Swap "neighborhood aggregations" for "message passing" in the text on graph convolutional networks from "Most of the existing spatial" to "still quite challenging.", and write out that stretch with the change.

-- start Text section --

Although the initial objective of graph convolutional network models is to leverage the deep architecture for better representation learning, most of the current models still suffer from their shallow structure. For example, GCN [37] in practice only uses two layers and using more graph convolution layers may even hurt the performance. This is also intuitive due to its simple propagation procedure. As deeper the architecture is, the representations of nodes may become smoother even for those nodes that are distinct and far from each other. This issue violates the purpose of using deep models. Although few works have been proposed to address this issue (e.g., skip connection based models), how to build a deep architecture that can better adaptively exploits the deeper structural patterns of graphs is still an open challenge.

### Graph convolutional networks for dynamic graphs

Most of the existing graph convolutional networks explicitly assume the input graphs are static. However, in the real cases, networks are often changing dynamically. For example, social networks are essentially dynamic networks as users are joining/quiting the networks frequently and friendships among users are also changing dynamically. To this end, learning graph convolutional networks on static graphs may not provide an optimal performance. Thus, the efficient dynamic graph convolutional network models are important to be studied.

### More powerful graph convolutional networks

Most of the existing spatial graph convolutional network models are based on neighborhood aggregations. These models have been proved theoretically to be at most as powerful as one-dimensional Weisfeiler–Lehman graph isomorphism test, and the graph isomorphism network has been proposed to reach the limit [70]. However, one natural question to be asked is: can we break the limit of 1-dimensional Weisfeiler–Lehman graph isomorphism test? A few works have studied the related questions such as [127, 128, 129]. However, further researches on this problem are still quite challenging.

-- end Text section --
-- start Items --

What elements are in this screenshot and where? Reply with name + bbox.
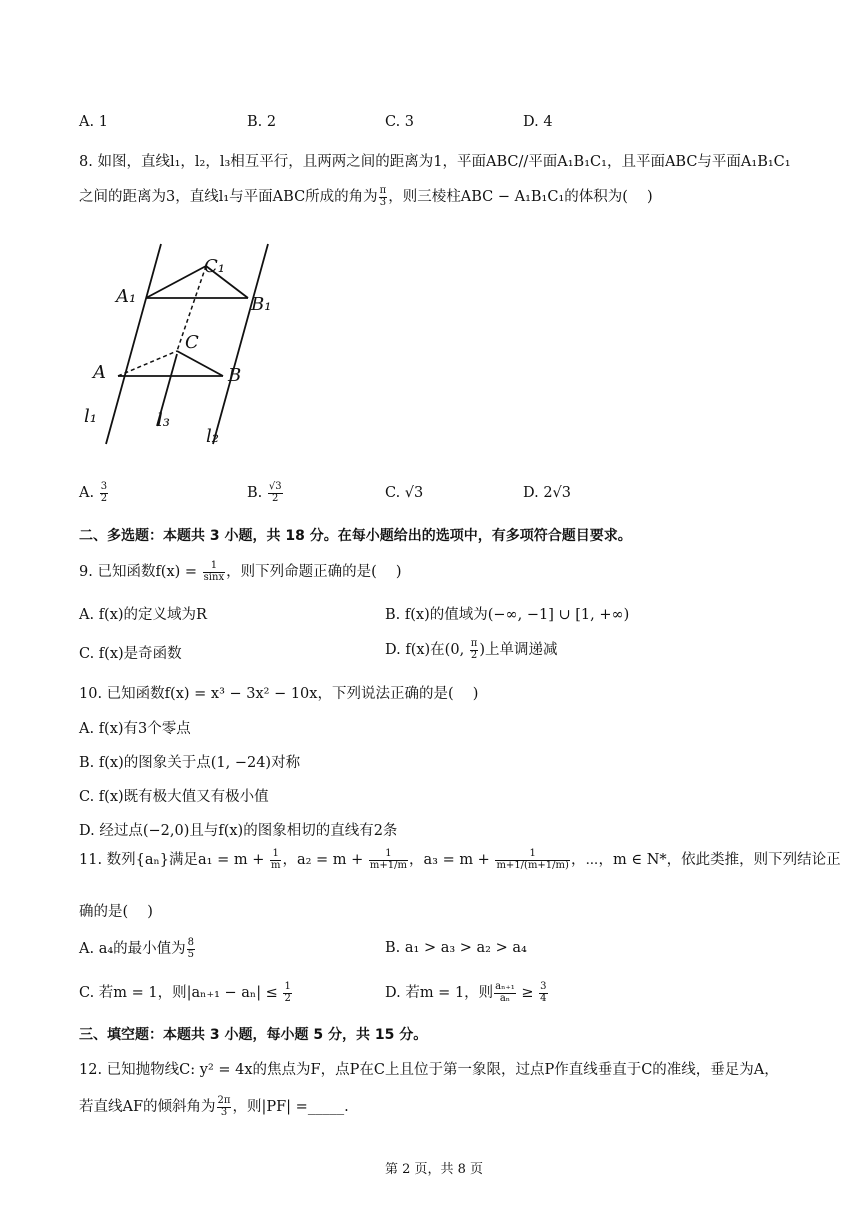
q11-stem-line2: 确的是( ) <box>79 904 153 920</box>
q10-stem: 10. 已知函数f(x) = x³ − 3x² − 10x，下列说法正确的是( ) <box>79 686 479 702</box>
q12-stem-line2: 若直线AF的倾斜角为 $\frac{2\pi}{3}$ ，则|PF| =_____. <box>79 1095 349 1118</box>
label-c: C <box>185 332 199 353</box>
q8-stem-line1: 8. 如图，直线l₁，l₂，l₃相互平行，且两两之间的距离为1，平面ABC//平面A₁B₁C₁，且平面ABC与平面A₁B₁C₁ <box>79 154 791 170</box>
q11-stem-line1: 11. 数列{aₙ}满足a₁ = m + $\frac{1}{m}$ ，a₂ = m + $\frac{1}{m+1/m}$ ，a₃ = m + $\frac{1}{m+1/(m+1/m)}$ ，⋯，m ∈ N*，依此类推，则下列结论正 <box>79 848 841 871</box>
q11-option-b: B. a₁ > a₃ > a₂ > a₄ <box>385 940 527 956</box>
edge-ac-hidden <box>118 351 177 376</box>
label-a1: A₁ <box>116 286 137 307</box>
q9-option-a: A. f(x)的定义域为R <box>79 607 207 623</box>
q7-option-a: A. 1 <box>79 114 108 130</box>
q8-option-b: B. $\frac{√3}{2}$ <box>247 481 282 504</box>
q8-option-c: C. √3 <box>385 485 424 501</box>
q7-option-d: D. 4 <box>523 114 553 130</box>
q8-option-a: A. $\frac{3}{2}$ <box>79 481 108 504</box>
section3-heading: 三、填空题：本题共 3 小题，每小题 5 分，共 15 分。 <box>79 1027 428 1043</box>
q10-option-d: D. 经过点(−2,0)且与f(x)的图象相切的直线有2条 <box>79 823 398 839</box>
q10-option-b: B. f(x)的图象关于点(1, −24)对称 <box>79 755 301 771</box>
edge-cb <box>177 351 223 376</box>
page-footer: 第 2 页，共 8 页 <box>384 1162 484 1177</box>
q11-option-d: D. 若m = 1，则 $\frac{\text{aₙ₊₁}}{\text{aₙ}}$ ≥ $\frac{3}{4}$ <box>385 981 547 1004</box>
q9-option-d: D. f(x)在(0, $\frac{\pi}{2}$ )上单调递减 <box>385 638 558 661</box>
q8-option-d: D. 2√3 <box>523 485 572 501</box>
q10-option-c: C. f(x)既有极大值又有极小值 <box>79 789 269 805</box>
label-b: B <box>228 365 242 386</box>
q7-option-c: C. 3 <box>385 114 415 130</box>
q9-option-b: B. f(x)的值域为(−∞, −1] ∪ [1, +∞) <box>385 607 630 623</box>
label-l1: l₁ <box>84 406 97 427</box>
label-l2: l₂ <box>206 426 219 447</box>
prism-figure <box>78 236 288 451</box>
section2-heading: 二、多选题：本题共 3 小题，共 18 分。在每小题给出的选项中，有多项符合题目要求。 <box>79 528 632 544</box>
line-l1 <box>106 244 161 444</box>
q9-option-c: C. f(x)是奇函数 <box>79 646 182 662</box>
q11-option-c: C. 若m = 1，则|aₙ₊₁ − aₙ| ≤ $\frac{1}{2}$ <box>79 981 291 1004</box>
label-c1: C₁ <box>204 256 225 277</box>
q8-angle-fraction: $\frac{\pi}{3}$ <box>379 185 387 208</box>
q8-stem-line2: 之间的距离为3，直线l₁与平面ABC所成的角为 $\frac{\pi}{3}$ ，则三棱柱ABC − A₁B₁C₁的体积为( ) <box>79 185 653 208</box>
q10-option-a: A. f(x)有3个零点 <box>79 721 191 737</box>
label-l3: l₃ <box>157 410 170 431</box>
label-b1: B₁ <box>251 294 272 315</box>
q11-option-a: A. a₄的最小值为 $\frac{8}{5}$ <box>79 937 195 960</box>
q12-stem-line1: 12. 已知抛物线C: y² = 4x的焦点为F，点P在C上且位于第一象限，过点P作直线垂直于C的准线，垂足为A， <box>79 1062 779 1078</box>
q9-stem: 9. 已知函数f(x) = $\frac{1}{\sin x}$ ，则下列命题正确的是( ) <box>79 560 402 583</box>
q7-option-b: B. 2 <box>247 114 277 130</box>
label-a: A <box>93 362 106 383</box>
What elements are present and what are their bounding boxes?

-- end Items --

Output >>
Most of the existing spatial graph convolutional network models are based on message passing. These models have been proved theoretically to be at most as powerful as one-dimensional Weisfeiler–Lehman graph isomorphism test, and the graph isomorphism network has been proposed to reach the limit [70]. However, one natural question to be asked is: can we break the limit of 1-dimensional Weisfeiler–Lehman graph isomorphism test? A few works have studied the related questions such as [127, 128, 129]. However, further researches on this problem are still quite challenging.